(Passage)

Daniel Chiu, a graduate
student, and Sheri Lillard, a postdoc in Zare's lab,
developed the technique, which captures one vesicle at a
time, pops it open and analyzes its contents.
The first step in this
process is to trap a single vesicle and introduce it into
a tiny chamber, where Chiu and Lillard can manipulate it.
This step is not as simple as it may sound. Because the
vesicle is so small, the researchers have to use delicate
procedures.
The chemists trap the tiny
package using a laser. The vesicle moves to the most
intense area of the laser beam and stops there. Once the
vesicle is immobilized, the researchers move a minuscule
tube next to the vesicle. A slight electric current
slides the vesicle into the tube.
Next, the researchers add
chemicals that tear open the package and label its
contents with a dye. This dye, which attaches only to
specific molecules, glows when light hits it. The dye
transforms the vesicle's chemicals into beacons.
The dye fastens to several
different molecules perhaps all the nouns in the
cellular message but the researchers want to know how
much of each compound was in the vesicle. So Chiu and
Lillard separate the mixture into its components by
forcing the chemicals to move along the tiny tube that
contains them.

(End Passage)

Required work —
a: In the vesicle passage, what do the chemists use to trap the tiny package?
b: Using the vesicle passage, explain why Chiu and Lillard separate the dyed mixture into its components.
These lines come from a separate source, not from the vesicle passage.

(Record excerpts)

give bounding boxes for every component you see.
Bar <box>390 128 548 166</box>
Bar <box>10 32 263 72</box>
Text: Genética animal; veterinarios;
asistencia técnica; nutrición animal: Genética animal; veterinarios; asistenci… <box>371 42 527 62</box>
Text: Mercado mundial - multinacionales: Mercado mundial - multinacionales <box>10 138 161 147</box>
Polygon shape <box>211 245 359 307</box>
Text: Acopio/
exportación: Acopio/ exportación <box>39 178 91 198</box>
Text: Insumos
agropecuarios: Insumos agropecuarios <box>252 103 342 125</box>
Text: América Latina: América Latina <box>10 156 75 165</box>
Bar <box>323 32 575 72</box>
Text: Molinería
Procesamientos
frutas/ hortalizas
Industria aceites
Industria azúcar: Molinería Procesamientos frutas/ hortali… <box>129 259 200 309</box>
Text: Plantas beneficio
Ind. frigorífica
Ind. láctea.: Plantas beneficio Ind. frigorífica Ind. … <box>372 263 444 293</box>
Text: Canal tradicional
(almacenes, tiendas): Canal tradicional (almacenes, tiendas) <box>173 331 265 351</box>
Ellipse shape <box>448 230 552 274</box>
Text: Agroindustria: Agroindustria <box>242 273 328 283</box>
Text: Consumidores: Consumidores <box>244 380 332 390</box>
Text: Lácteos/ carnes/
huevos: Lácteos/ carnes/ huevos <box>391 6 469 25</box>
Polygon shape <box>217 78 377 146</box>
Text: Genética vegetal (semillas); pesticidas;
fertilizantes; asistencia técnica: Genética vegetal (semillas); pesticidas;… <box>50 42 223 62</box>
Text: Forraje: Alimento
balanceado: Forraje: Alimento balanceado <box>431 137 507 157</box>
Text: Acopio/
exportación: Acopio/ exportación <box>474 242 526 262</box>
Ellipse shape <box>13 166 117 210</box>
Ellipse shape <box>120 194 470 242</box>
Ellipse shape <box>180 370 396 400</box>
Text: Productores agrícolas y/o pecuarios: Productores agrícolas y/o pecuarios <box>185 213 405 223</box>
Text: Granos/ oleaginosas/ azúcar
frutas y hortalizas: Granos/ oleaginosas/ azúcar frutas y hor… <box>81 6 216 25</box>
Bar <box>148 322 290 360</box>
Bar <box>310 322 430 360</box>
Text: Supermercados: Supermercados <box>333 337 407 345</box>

(End Record excerpts)

Answers to this exercise —
a: A laser.

b: The dye attaches to several different molecules, but the researchers want to know how much of each compound was in the vesicle. So they separate the mixture by forcing the chemicals to move along the tiny tube that holds them.